→ **RINCIAN LATIHAN**
Menurut kutipan tentang puasa dan undangan makan, apa yang dimaksud dengan hais?

Lalu beliau keluar untuk keperluannya. Tidak
lama, datang sekelompok orang membawa hadiah. Setelah Nabi shallallahu ‘alaihi wa sallam
kembali, A’isyah menyampaikan kepada suaminya, ‘Wahai Rasulullah, tadi ada
sekelompok orang yang datang dan memberi hadiah. Aku telah menyimpannya untuk
Anda.’ ‘Apa itu?’ tanya Rasulullah shallallahu ‘alaihi wa sallam.
‘Itu hais’ jawab A’isyah. (hais: kurma yang diaduk dengan susu dan keju).
Setelah A’isyah menyuguhkannya, beliaupun memakannya. (HR. Muslim 1154)
Ketiga, ketika dapat undangan, apakah harus
membatalkan puasanya?
Jika yang dilakukan adalah
puasa wajib, seperti puasa nadzar atau puasa qadha maka tidak boleh dibatalkan.
Rasulullah shallallahu ‘alaihi wa sallam
memerintahkan orang yang diundang acara makan-makan agar dia datang, meskipun
tidak makan.
Dari Jabir bin Abdillah radliallahu anhuma, Nabi shallallahu ‘alaihi wa sallam
bersabda:
إِذَا دُعِيَ أَحَدُكُمْ إِلَى طَعَامٍ،
فَلْيُجِبْ، فَإِنْ شَاءَ طَعِمَ، وَإِنْ شَاءَ تَرَكَ
“Jika
kalian diundang acara makan-makan maka hadirilah. Jika mau dia makan jika tidak
maka boleh tidak makan.” (HR. Muslim 1430).
Artinya, yang wajib dilakukan
adalah menghadiri undangan. Sementara untuk makannya, tidak ada kewajiban.
Sehingga undangan makan bukan uzur yang membolehkan seseorang untuk membatalkan
puasa wajibnya.

Anotasi elemen tata letak:
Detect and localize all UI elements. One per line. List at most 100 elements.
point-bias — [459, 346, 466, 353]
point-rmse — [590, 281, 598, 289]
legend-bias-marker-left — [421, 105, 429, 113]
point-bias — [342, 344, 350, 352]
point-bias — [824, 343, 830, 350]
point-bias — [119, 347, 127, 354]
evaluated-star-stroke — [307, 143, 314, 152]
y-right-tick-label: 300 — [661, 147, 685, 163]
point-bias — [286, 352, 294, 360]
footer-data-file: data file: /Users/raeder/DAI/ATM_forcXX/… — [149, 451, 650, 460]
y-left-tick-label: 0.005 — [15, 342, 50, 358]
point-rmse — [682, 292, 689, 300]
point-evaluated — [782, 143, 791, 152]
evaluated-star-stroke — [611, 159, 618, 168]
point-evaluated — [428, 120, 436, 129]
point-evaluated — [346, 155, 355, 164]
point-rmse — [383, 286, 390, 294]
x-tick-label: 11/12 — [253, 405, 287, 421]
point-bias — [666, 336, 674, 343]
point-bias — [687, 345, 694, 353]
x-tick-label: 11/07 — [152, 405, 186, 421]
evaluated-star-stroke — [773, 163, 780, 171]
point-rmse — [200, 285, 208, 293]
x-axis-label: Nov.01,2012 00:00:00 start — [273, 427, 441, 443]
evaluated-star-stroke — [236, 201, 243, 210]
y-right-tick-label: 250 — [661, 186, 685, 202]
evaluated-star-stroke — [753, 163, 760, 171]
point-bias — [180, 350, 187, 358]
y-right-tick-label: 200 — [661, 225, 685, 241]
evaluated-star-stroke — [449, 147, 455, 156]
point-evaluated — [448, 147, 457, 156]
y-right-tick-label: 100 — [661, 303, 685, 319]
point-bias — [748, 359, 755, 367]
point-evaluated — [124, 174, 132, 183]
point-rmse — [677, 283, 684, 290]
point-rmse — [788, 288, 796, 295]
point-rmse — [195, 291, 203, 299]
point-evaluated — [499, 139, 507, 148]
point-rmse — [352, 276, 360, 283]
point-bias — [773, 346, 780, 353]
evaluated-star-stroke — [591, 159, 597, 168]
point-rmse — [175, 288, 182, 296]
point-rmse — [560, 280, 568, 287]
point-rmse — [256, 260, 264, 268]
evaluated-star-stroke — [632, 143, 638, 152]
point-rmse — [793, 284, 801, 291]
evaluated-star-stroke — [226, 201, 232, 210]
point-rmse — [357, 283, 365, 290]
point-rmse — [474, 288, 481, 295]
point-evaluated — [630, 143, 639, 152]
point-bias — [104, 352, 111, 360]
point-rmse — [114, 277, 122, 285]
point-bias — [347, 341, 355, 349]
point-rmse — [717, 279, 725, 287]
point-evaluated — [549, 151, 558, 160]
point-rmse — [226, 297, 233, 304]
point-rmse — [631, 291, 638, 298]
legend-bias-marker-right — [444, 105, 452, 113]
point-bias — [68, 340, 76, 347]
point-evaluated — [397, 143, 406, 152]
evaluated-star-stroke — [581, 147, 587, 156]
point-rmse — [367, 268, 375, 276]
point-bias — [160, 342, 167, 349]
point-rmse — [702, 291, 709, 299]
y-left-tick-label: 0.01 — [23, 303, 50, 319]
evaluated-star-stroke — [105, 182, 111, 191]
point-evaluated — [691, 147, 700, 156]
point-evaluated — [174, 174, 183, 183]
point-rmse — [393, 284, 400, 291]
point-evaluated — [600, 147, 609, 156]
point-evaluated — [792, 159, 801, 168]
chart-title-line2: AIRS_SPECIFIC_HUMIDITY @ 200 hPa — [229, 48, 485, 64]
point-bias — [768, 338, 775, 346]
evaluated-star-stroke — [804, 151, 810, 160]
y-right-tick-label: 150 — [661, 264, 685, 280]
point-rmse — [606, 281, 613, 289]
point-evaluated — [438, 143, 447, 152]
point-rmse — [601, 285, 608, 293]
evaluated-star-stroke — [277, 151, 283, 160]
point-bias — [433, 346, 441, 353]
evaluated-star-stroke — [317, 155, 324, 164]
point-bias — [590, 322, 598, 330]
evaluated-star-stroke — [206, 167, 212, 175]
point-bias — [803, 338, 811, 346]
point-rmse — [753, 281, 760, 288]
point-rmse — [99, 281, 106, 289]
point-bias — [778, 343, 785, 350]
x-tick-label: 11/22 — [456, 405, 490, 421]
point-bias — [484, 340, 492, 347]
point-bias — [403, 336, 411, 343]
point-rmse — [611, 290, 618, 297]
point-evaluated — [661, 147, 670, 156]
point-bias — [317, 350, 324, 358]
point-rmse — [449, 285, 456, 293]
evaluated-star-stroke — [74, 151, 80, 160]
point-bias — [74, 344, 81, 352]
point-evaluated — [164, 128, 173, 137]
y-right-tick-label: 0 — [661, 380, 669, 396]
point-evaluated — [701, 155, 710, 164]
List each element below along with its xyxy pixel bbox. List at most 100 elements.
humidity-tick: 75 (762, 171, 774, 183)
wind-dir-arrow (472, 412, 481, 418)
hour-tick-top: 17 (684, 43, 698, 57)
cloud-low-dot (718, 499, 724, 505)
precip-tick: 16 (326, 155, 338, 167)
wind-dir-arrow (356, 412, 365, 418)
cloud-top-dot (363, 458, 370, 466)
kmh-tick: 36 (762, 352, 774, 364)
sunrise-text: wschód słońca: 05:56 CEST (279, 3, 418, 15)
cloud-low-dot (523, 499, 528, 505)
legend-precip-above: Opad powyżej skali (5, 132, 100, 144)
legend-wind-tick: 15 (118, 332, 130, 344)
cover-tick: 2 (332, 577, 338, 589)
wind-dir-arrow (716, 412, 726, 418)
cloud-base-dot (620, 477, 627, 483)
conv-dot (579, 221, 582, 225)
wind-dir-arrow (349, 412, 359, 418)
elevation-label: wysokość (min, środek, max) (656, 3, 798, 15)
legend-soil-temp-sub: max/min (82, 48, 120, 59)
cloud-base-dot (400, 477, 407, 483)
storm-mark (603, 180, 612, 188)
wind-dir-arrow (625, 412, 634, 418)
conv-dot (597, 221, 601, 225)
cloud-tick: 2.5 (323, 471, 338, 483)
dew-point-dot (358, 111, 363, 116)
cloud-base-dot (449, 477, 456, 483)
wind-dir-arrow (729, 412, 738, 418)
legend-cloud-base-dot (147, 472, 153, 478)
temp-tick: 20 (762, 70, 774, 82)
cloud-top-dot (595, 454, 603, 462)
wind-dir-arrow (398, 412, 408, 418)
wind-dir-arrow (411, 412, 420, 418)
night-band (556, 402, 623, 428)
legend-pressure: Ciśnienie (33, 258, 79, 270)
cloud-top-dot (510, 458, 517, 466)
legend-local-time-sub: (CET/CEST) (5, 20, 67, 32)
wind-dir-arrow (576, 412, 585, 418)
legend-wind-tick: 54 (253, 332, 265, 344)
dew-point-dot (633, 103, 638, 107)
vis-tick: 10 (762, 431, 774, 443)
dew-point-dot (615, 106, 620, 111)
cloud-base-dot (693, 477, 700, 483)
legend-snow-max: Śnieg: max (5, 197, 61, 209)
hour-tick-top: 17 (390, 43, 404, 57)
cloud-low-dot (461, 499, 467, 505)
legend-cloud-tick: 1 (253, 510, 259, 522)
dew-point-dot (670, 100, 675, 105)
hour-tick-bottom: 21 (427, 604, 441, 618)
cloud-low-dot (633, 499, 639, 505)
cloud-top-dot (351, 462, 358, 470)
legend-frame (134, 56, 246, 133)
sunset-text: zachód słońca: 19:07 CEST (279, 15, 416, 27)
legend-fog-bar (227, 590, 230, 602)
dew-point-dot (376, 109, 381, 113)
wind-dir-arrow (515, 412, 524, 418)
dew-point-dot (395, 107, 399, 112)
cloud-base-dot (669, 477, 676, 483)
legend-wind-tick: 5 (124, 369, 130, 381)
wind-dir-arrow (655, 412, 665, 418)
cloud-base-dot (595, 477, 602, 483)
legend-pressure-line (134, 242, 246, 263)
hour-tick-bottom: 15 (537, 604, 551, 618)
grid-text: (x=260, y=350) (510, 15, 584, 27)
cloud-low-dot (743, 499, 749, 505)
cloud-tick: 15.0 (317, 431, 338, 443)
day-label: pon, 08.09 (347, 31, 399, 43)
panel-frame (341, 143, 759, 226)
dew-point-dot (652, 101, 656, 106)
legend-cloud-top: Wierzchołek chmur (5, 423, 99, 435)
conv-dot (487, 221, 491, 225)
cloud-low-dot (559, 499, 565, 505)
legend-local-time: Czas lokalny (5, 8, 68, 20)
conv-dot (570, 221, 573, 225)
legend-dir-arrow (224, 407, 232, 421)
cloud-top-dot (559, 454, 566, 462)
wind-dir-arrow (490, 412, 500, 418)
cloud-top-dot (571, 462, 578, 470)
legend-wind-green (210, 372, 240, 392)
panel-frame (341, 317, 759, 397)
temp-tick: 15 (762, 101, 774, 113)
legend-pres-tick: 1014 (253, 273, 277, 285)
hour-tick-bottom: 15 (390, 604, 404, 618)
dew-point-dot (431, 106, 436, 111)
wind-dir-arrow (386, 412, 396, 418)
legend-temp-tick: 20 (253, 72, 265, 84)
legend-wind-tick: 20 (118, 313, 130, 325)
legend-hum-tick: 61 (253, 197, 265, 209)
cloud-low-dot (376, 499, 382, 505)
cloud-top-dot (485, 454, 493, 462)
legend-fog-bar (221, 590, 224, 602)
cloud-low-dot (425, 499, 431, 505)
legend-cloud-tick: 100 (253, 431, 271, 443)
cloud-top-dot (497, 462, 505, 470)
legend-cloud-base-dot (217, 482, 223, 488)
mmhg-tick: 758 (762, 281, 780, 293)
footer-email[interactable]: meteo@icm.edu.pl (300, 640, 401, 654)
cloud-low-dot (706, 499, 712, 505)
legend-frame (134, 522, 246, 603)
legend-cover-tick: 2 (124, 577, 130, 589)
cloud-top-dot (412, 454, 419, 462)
---
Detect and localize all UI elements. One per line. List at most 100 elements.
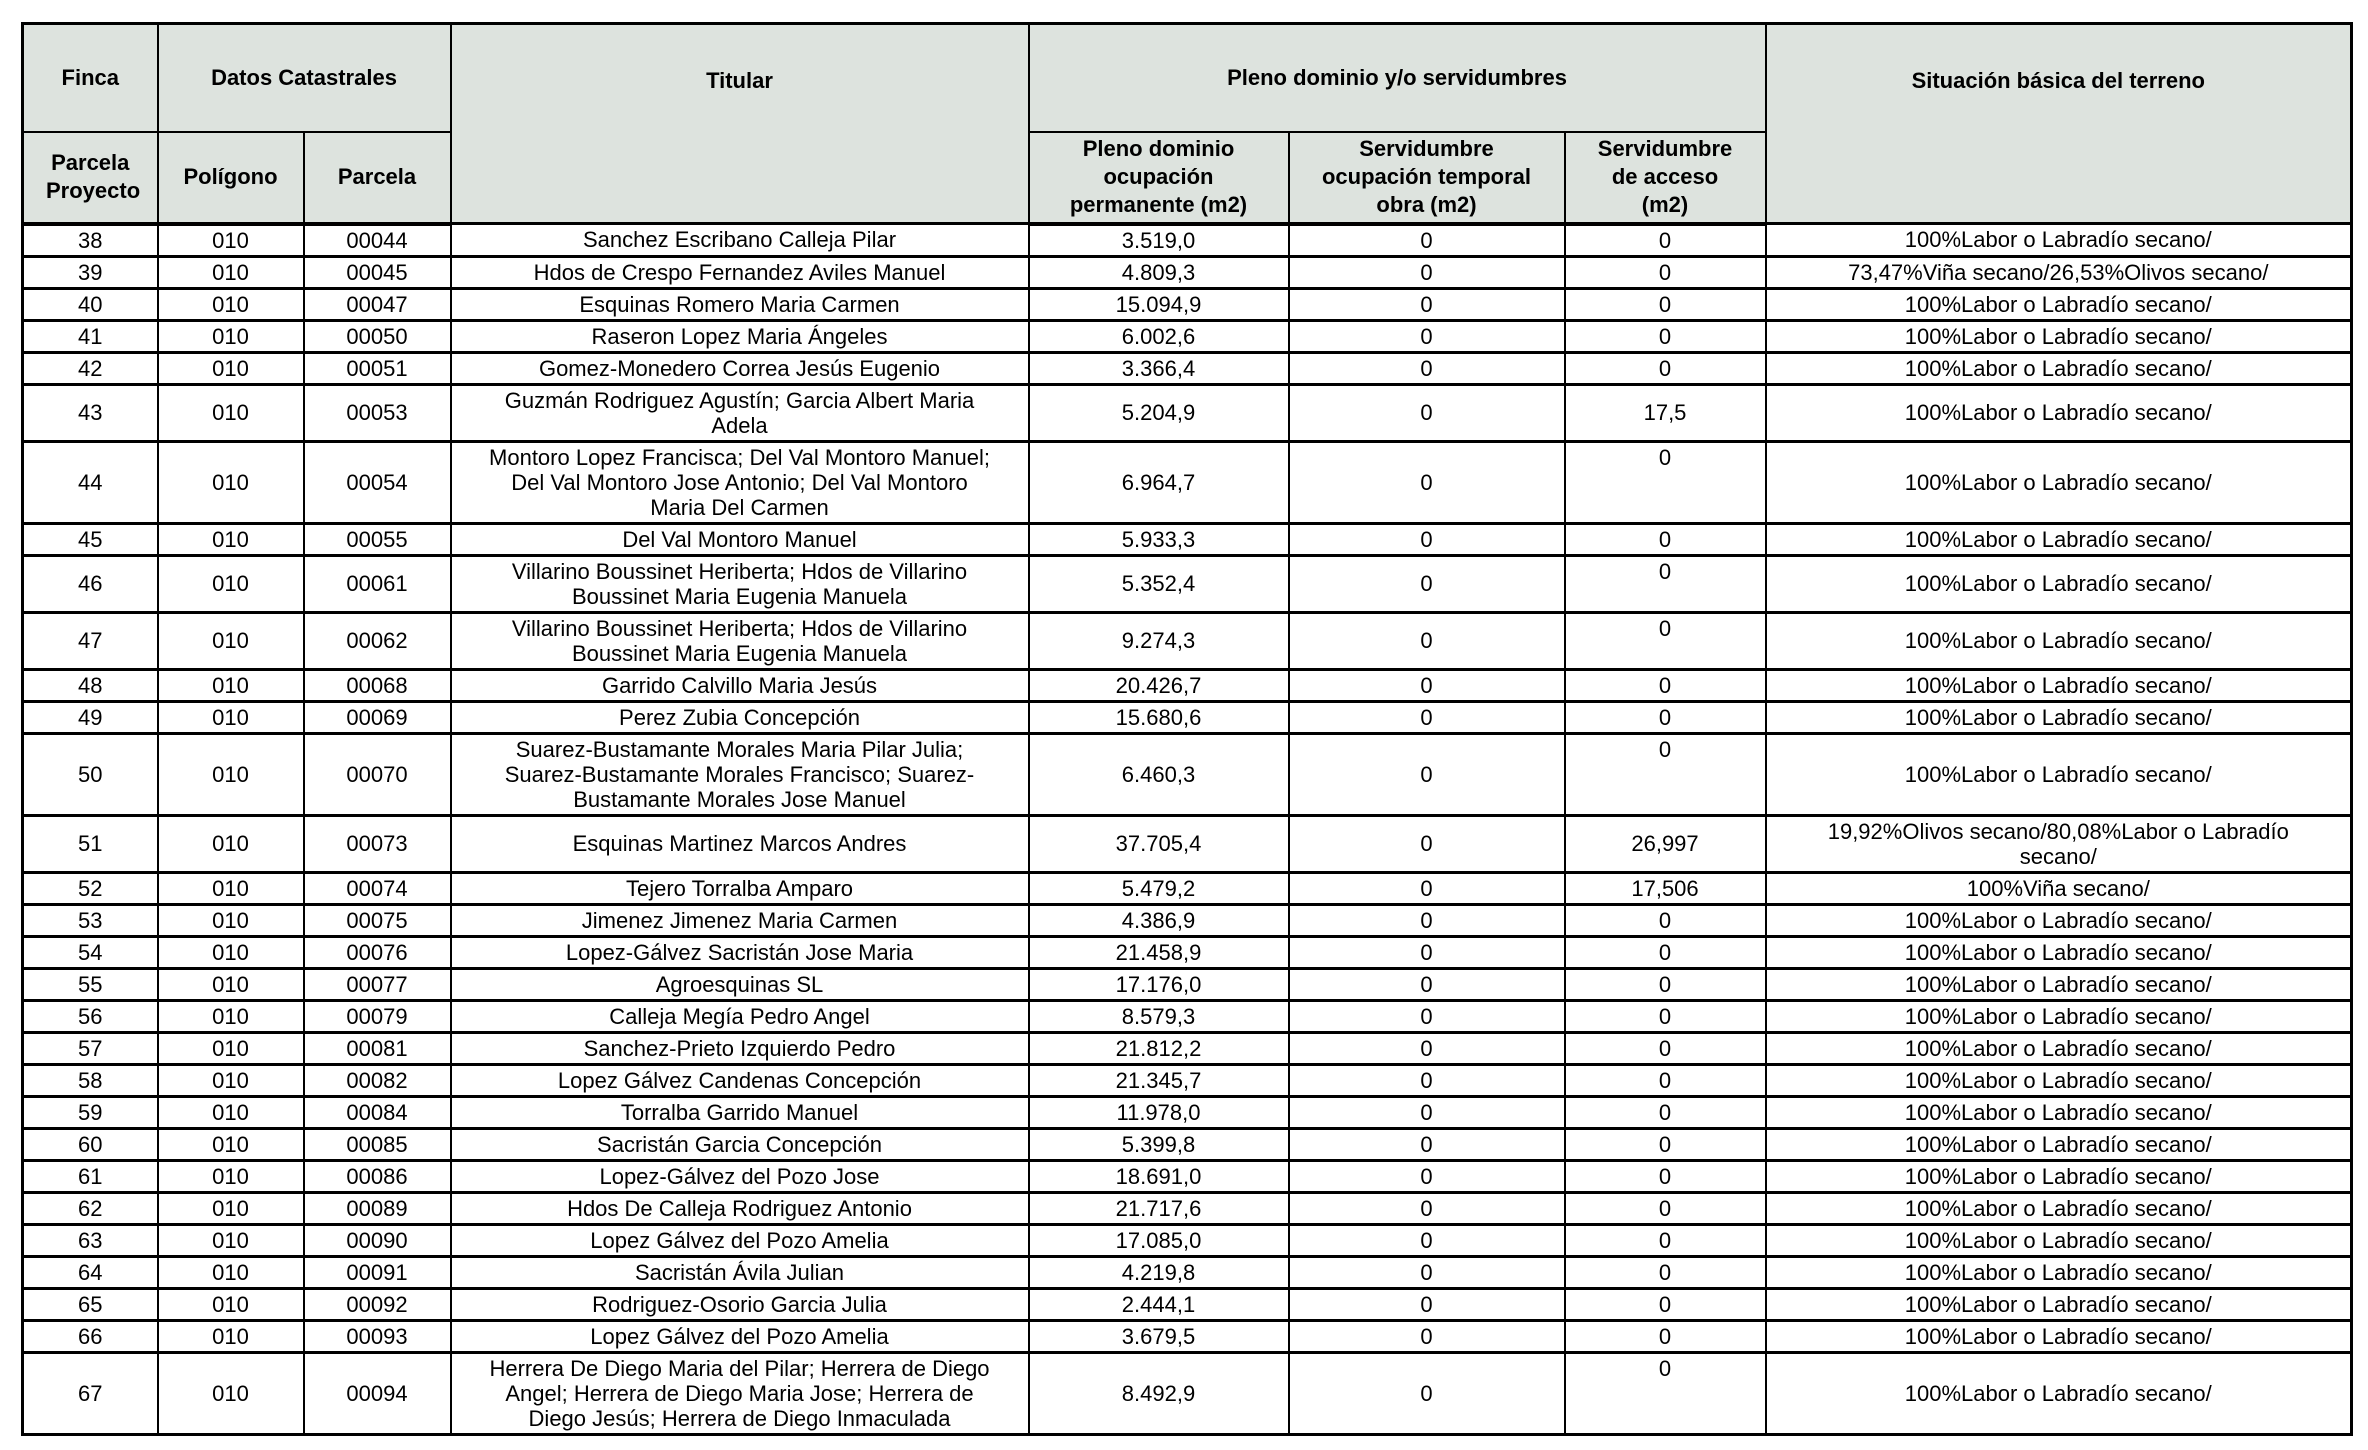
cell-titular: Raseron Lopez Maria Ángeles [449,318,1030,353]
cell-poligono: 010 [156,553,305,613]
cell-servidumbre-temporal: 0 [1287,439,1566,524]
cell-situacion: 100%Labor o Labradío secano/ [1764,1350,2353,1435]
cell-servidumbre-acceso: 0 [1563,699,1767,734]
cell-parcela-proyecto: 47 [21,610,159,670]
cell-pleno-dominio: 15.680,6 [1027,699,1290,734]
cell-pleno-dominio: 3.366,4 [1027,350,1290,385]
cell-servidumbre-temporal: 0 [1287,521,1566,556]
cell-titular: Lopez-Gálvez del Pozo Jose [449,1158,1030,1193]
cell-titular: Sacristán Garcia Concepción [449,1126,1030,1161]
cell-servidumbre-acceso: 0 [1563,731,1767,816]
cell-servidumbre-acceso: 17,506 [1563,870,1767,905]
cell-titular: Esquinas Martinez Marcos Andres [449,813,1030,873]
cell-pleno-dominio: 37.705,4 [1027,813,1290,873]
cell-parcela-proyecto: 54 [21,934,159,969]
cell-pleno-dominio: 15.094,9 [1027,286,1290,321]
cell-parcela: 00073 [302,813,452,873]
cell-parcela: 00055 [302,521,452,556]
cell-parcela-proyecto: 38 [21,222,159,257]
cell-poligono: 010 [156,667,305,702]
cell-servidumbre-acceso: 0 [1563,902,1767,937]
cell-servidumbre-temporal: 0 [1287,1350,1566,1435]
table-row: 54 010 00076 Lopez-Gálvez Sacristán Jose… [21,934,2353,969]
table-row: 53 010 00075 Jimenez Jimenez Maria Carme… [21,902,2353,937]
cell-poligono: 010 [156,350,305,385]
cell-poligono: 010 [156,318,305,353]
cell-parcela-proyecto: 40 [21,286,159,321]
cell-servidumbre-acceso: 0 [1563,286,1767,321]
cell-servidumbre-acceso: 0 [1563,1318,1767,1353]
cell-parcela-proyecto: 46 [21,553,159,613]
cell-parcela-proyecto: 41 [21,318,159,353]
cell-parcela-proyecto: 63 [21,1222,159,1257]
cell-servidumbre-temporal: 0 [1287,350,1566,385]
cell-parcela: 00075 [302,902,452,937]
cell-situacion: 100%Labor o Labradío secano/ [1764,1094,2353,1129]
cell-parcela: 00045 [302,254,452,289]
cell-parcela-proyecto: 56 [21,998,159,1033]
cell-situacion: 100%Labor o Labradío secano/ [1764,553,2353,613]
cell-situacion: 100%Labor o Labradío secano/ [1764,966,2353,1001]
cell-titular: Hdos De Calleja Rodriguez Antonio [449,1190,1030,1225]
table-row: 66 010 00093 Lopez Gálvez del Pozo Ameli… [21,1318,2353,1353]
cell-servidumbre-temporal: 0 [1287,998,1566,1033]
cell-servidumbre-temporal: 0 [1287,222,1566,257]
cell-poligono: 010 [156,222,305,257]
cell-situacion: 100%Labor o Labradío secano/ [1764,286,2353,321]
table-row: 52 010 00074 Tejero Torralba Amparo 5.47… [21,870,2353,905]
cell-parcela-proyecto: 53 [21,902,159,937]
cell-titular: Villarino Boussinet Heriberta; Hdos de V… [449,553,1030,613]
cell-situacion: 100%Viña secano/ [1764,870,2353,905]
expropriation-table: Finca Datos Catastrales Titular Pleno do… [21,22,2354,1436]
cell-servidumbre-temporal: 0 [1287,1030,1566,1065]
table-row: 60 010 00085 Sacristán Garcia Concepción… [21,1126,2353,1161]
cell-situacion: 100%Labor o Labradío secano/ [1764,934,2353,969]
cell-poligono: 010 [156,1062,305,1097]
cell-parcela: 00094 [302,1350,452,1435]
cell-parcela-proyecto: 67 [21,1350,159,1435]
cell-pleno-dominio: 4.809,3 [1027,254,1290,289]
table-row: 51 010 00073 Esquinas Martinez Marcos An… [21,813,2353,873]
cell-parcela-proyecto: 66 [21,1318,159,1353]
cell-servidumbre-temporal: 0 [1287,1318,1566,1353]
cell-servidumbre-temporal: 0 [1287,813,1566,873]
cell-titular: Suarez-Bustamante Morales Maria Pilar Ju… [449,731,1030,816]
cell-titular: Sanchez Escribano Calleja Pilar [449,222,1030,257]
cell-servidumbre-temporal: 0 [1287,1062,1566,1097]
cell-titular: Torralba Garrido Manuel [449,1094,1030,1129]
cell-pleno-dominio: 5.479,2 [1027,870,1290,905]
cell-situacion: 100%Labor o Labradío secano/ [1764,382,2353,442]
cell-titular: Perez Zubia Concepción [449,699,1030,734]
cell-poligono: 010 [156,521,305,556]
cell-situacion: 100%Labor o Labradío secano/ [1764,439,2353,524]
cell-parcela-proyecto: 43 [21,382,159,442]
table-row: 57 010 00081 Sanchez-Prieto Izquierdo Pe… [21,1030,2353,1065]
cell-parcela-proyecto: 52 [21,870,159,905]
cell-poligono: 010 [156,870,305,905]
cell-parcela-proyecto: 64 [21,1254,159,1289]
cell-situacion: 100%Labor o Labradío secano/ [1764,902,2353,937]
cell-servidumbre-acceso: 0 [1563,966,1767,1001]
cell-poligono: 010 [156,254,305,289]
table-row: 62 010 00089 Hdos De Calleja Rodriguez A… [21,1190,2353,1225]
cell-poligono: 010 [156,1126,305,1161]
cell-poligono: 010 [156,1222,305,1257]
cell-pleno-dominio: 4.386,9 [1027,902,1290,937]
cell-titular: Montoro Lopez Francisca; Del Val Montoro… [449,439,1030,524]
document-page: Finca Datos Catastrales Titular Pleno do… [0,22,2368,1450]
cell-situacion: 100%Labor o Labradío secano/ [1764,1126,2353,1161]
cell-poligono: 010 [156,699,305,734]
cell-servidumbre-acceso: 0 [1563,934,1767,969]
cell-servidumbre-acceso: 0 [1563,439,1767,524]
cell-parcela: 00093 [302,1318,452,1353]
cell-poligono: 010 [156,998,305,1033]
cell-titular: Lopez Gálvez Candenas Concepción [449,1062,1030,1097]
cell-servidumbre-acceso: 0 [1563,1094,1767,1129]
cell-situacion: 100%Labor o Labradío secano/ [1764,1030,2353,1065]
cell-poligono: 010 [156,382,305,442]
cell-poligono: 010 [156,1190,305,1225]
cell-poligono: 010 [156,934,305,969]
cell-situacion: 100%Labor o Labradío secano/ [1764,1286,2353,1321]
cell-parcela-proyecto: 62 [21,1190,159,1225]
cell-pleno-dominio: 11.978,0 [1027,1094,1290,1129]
--
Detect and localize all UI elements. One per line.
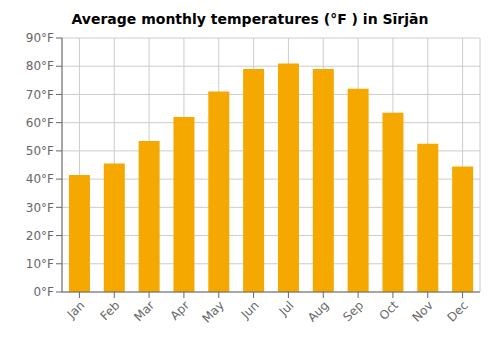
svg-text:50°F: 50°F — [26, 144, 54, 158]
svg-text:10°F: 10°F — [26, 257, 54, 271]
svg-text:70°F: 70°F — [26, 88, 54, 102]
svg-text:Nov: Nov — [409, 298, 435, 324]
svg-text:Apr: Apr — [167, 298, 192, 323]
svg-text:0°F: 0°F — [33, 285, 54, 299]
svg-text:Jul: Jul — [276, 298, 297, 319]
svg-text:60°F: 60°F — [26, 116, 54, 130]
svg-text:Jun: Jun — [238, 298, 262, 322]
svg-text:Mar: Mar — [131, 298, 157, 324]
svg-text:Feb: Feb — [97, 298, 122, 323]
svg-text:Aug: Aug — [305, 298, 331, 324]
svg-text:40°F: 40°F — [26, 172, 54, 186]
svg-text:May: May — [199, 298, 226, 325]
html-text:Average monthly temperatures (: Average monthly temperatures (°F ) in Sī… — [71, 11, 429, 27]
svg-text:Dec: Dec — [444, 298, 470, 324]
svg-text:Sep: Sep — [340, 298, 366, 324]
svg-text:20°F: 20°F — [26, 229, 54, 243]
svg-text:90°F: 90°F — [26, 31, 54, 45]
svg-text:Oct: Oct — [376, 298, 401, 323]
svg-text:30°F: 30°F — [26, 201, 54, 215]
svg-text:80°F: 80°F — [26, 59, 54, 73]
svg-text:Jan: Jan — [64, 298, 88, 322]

→ **PENYELESAIAN LENGKAP**
Hais adalah kurma yang diaduk dengan susu dan keju.